--- BEGIN Record excerpts ---

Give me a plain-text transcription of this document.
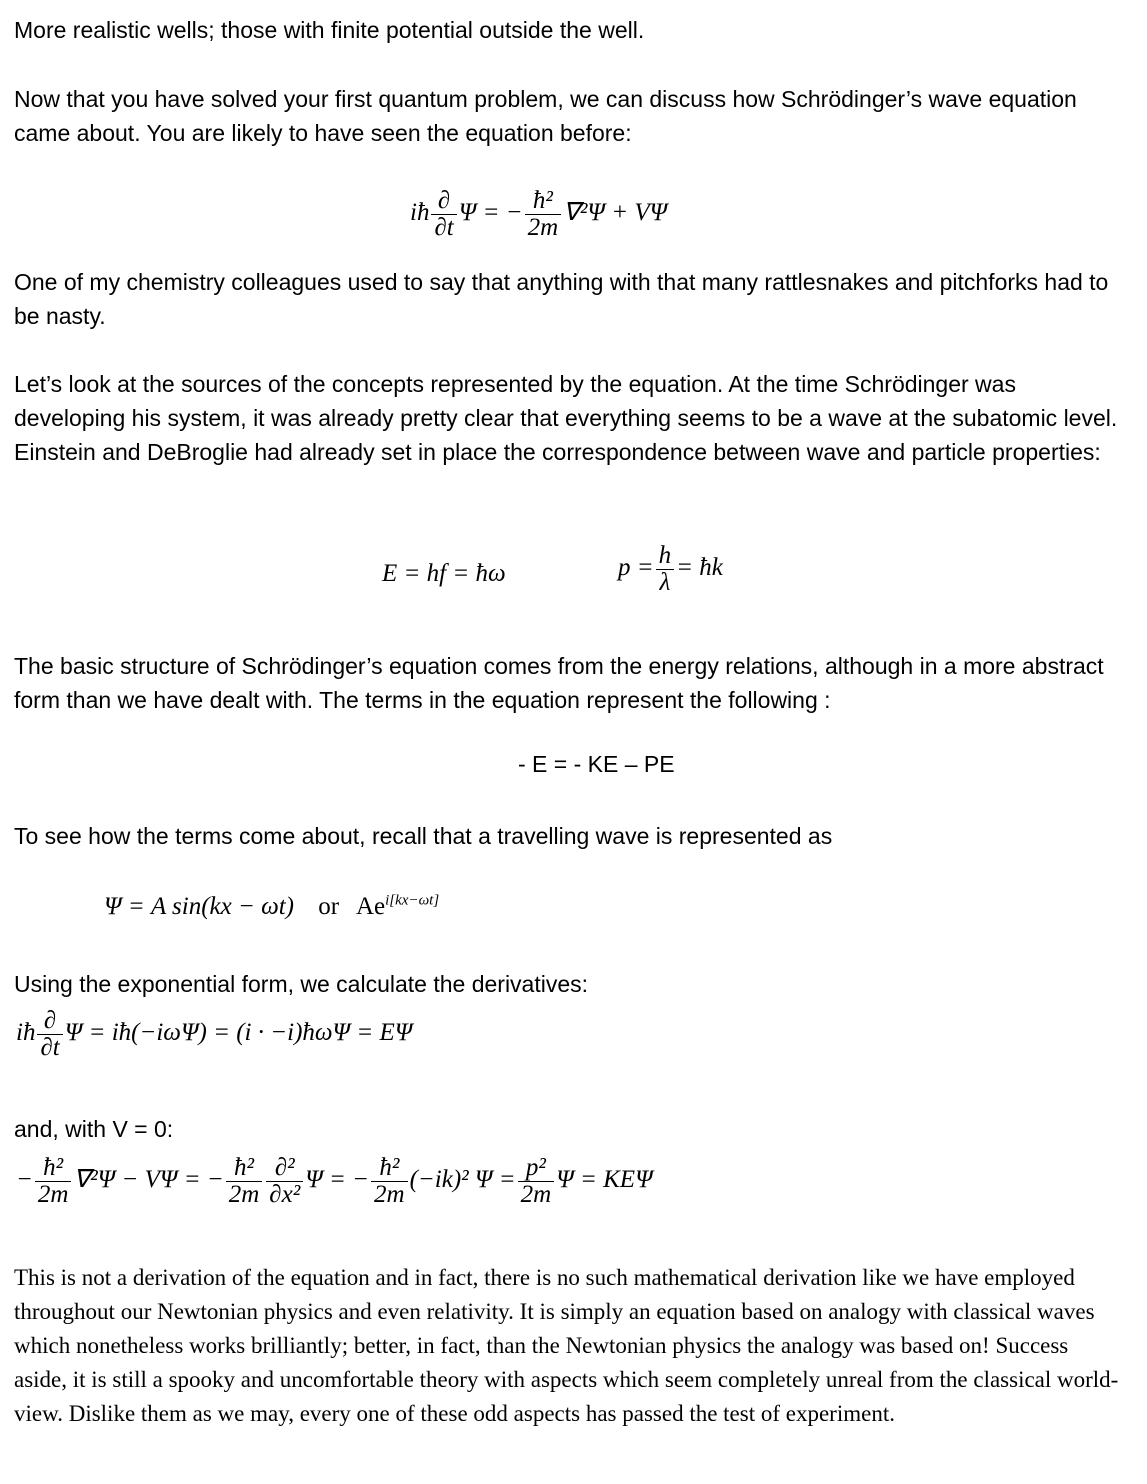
More realistic wells; those with finite potential outside the well.

Now that you have solved your first quantum problem, we can discuss how Schrödinger’s wave equation came about. You are likely to have seen the equation before:

iħ $\frac{\partial}{\partial t}$ Ψ = − $\frac{\text{ħ²}}{2m} \nabla^2\Psi + V\Psi$

One of my chemistry colleagues used to say that anything with that many rattlesnakes and pitchforks had to be nasty.

Let’s look at the sources of the concepts represented by the equation. At the time Schrödinger was developing his system, it was already pretty clear that everything seems to be a wave at the subatomic level. Einstein and DeBroglie had already set in place the correspondence between wave and particle properties:

E = hf = ħω	$p = \frac{h}{\lambda}$ = ħk

The basic structure of Schrödinger’s equation comes from the energy relations, although in a more abstract form than we have dealt with. The terms in the equation represent the following :

- E = - KE – PE

To see how the terms come about, recall that a travelling wave is represented as

Ψ = A sin(kx − ωt) or $Ae^{i[kx-\omega t]}$

Using the exponential form, we calculate the derivatives:

iħ $\frac{\partial}{\partial t}$ Ψ = iħ(−iωΨ) = (i · −i)ħωΨ = EΨ

and, with V = 0:

− $\frac{\text{ħ²}}{2m} \nabla^2\Psi - V\Psi$ = − $\frac{\text{ħ²}}{2m} \frac{\text{∂²}}{\text{∂x²}}$ Ψ = − $\frac{\text{ħ²}}{2m} (-ik)^2$ $\Psi = \frac{\text{p²}}{2m}$ Ψ = KEΨ

This is not a derivation of the equation and in fact, there is no such mathematical derivation like we have employed throughout our Newtonian physics and even relativity. It is simply an equation based on analogy with classical waves which nonetheless works brilliantly; better, in fact, than the Newtonian physics the analogy was based on! Success aside, it is still a spooky and uncomfortable theory with aspects which seem completely unreal from the classical world-view. Dislike them as we may, every one of these odd aspects has passed the test of experiment.
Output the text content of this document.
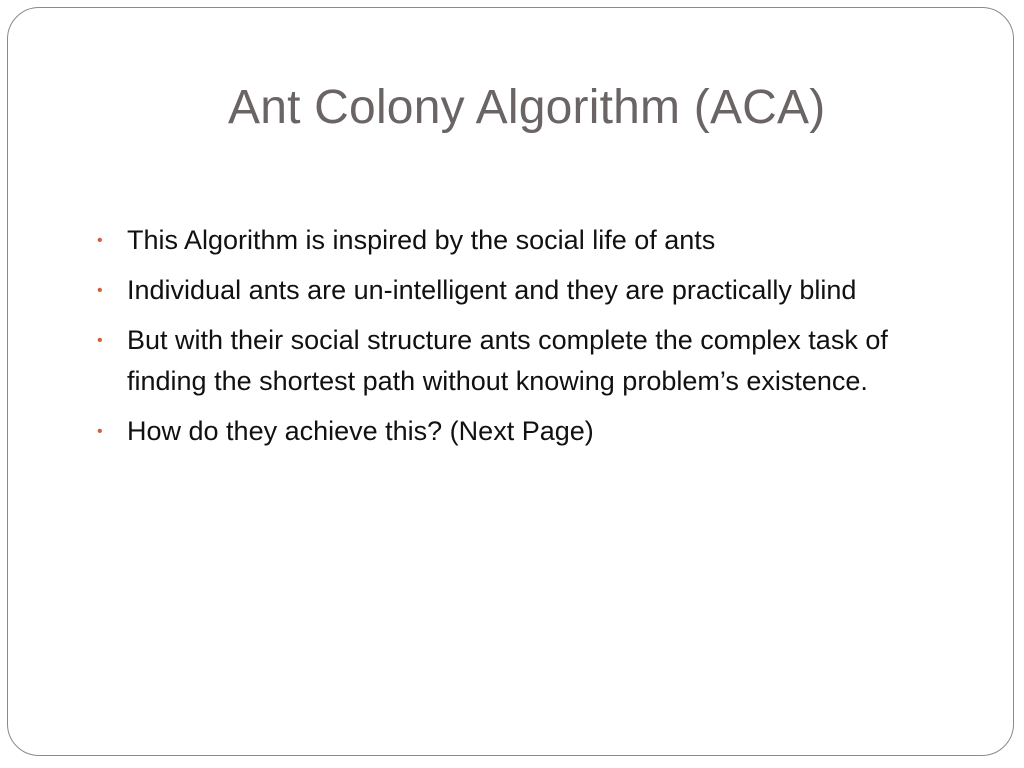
Ant Colony Algorithm (ACA)
• This Algorithm is inspired by the social life of ants
• Individual ants are un-intelligent and they are practically blind
• But with their social structure ants complete the complex task of finding the shortest path without knowing problem’s existence.
• How do they achieve this? (Next Page)
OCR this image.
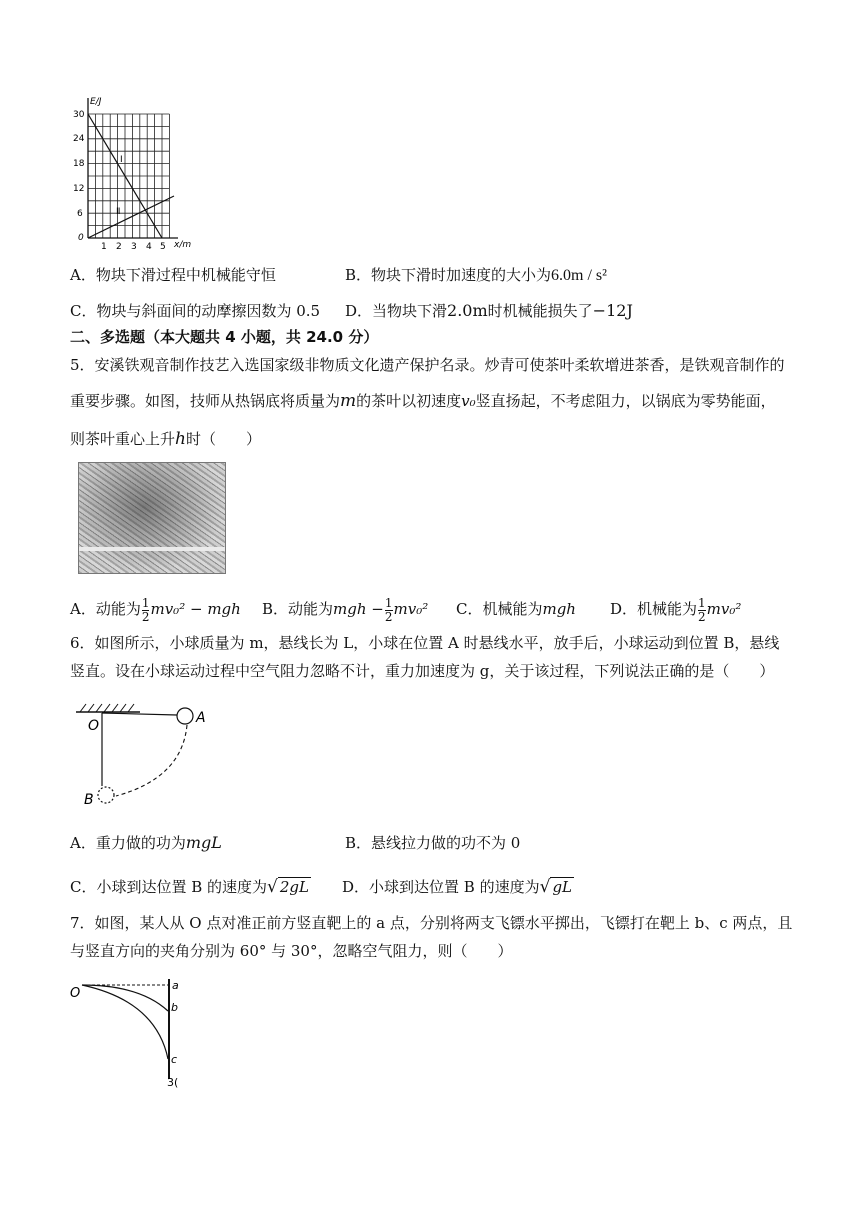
E/J
x/m
30
24
18
12
6
0
1 2 3 4 5
Ⅰ
Ⅱ
A．物块下滑过程中机械能守恒	B．物块下滑时加速度的大小为6.0m / s²
C．物块与斜面间的动摩擦因数为 0.5 D．当物块下滑2.0m时机械能损失了−12J
二、多选题（本大题共 4 小题，共 24.0 分）
5．安溪铁观音制作技艺入选国家级非物质文化遗产保护名录。炒青可使茶叶柔软增进茶香，是铁观音制作的
重要步骤。如图，技师从热锅底将质量为m的茶叶以初速度v₀竖直扬起，不考虑阻力，以锅底为零势能面，
则茶叶重心上升h时（　　）
A．动能为 $\frac{1}{2} mv_0^2$ − mgh B．动能为mgh − $\frac{1}{2} mv_0^2$ C．机械能为mgh D．机械能为 $\frac{1}{2} mv_0^2$
6．如图所示，小球质量为 m，悬线长为 L，小球在位置 A 时悬线水平，放手后，小球运动到位置 B，悬线
竖直。设在小球运动过程中空气阻力忽略不计，重力加速度为 g，关于该过程，下列说法正确的是（　　）
O	A
B
A．重力做的功为mgL	B．悬线拉力做的功不为 0
C．小球到达位置 B 的速度为√ 2gL D．小球到达位置 B 的速度为√ gL
7．如图，某人从 O 点对准正前方竖直靶上的 a 点，分别将两支飞镖水平掷出，飞镖打在靶上 b、c 两点，且
与竖直方向的夹角分别为 60° 与 30°，忽略空气阻力，则（　　）
O
a
b
c
3(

--- END Record excerpts ---

■ Task to complete: Make an exact copy of the listing above. Do not include the pictures.

■ Reply to the task:
Give me a plain-text transcription of this document.
More realistic wells; those with finite potential outside the well.

Now that you have solved your first quantum problem, we can discuss how Schrödinger’s wave equation came about. You are likely to have seen the equation before:

iħ $\frac{\partial}{\partial t}$ Ψ = − $\frac{\text{ħ²}}{2m} \nabla^2\Psi + V\Psi$

One of my chemistry colleagues used to say that anything with that many rattlesnakes and pitchforks had to be nasty.

Let’s look at the sources of the concepts represented by the equation. At the time Schrödinger was developing his system, it was already pretty clear that everything seems to be a wave at the subatomic level. Einstein and DeBroglie had already set in place the correspondence between wave and particle properties:

E = hf = ħω	$p = \frac{h}{\lambda}$ = ħk

The basic structure of Schrödinger’s equation comes from the energy relations, although in a more abstract form than we have dealt with. The terms in the equation represent the following :

- E = - KE – PE

To see how the terms come about, recall that a travelling wave is represented as

Ψ = A sin(kx − ωt) or $Ae^{i[kx-\omega t]}$

Using the exponential form, we calculate the derivatives:

iħ $\frac{\partial}{\partial t}$ Ψ = iħ(−iωΨ) = (i · −i)ħωΨ = EΨ

and, with V = 0:

− $\frac{\text{ħ²}}{2m} \nabla^2\Psi - V\Psi$ = − $\frac{\text{ħ²}}{2m} \frac{\text{∂²}}{\text{∂x²}}$ Ψ = − $\frac{\text{ħ²}}{2m} (-ik)^2$ $\Psi = \frac{\text{p²}}{2m}$ Ψ = KEΨ

This is not a derivation of the equation and in fact, there is no such mathematical derivation like we have employed throughout our Newtonian physics and even relativity. It is simply an equation based on analogy with classical waves which nonetheless works brilliantly; better, in fact, than the Newtonian physics the analogy was based on! Success aside, it is still a spooky and uncomfortable theory with aspects which seem completely unreal from the classical world-view. Dislike them as we may, every one of these odd aspects has passed the test of experiment.
Output the text content of this document.
Ant Colony Algorithm (ACA)
• This Algorithm is inspired by the social life of ants
• Individual ants are un-intelligent and they are practically blind
• But with their social structure ants complete the complex task of finding the shortest path without knowing problem’s existence.
• How do they achieve this? (Next Page)
OCR this image.
E/J
x/m
30
24
18
12
6
0
1 2 3 4 5
Ⅰ
Ⅱ
A．物块下滑过程中机械能守恒	B．物块下滑时加速度的大小为6.0m / s²
C．物块与斜面间的动摩擦因数为 0.5 D．当物块下滑2.0m时机械能损失了−12J
二、多选题（本大题共 4 小题，共 24.0 分）
5．安溪铁观音制作技艺入选国家级非物质文化遗产保护名录。炒青可使茶叶柔软增进茶香，是铁观音制作的
重要步骤。如图，技师从热锅底将质量为m的茶叶以初速度v₀竖直扬起，不考虑阻力，以锅底为零势能面，
则茶叶重心上升h时（　　）
A．动能为 $\frac{1}{2} mv_0^2$ − mgh B．动能为mgh − $\frac{1}{2} mv_0^2$ C．机械能为mgh D．机械能为 $\frac{1}{2} mv_0^2$
6．如图所示，小球质量为 m，悬线长为 L，小球在位置 A 时悬线水平，放手后，小球运动到位置 B，悬线
竖直。设在小球运动过程中空气阻力忽略不计，重力加速度为 g，关于该过程，下列说法正确的是（　　）
O	A
B
A．重力做的功为mgL	B．悬线拉力做的功不为 0
C．小球到达位置 B 的速度为√ 2gL D．小球到达位置 B 的速度为√ gL
7．如图，某人从 O 点对准正前方竖直靶上的 a 点，分别将两支飞镖水平掷出，飞镖打在靶上 b、c 两点，且
与竖直方向的夹角分别为 60° 与 30°，忽略空气阻力，则（　　）
O
a
b
c
3(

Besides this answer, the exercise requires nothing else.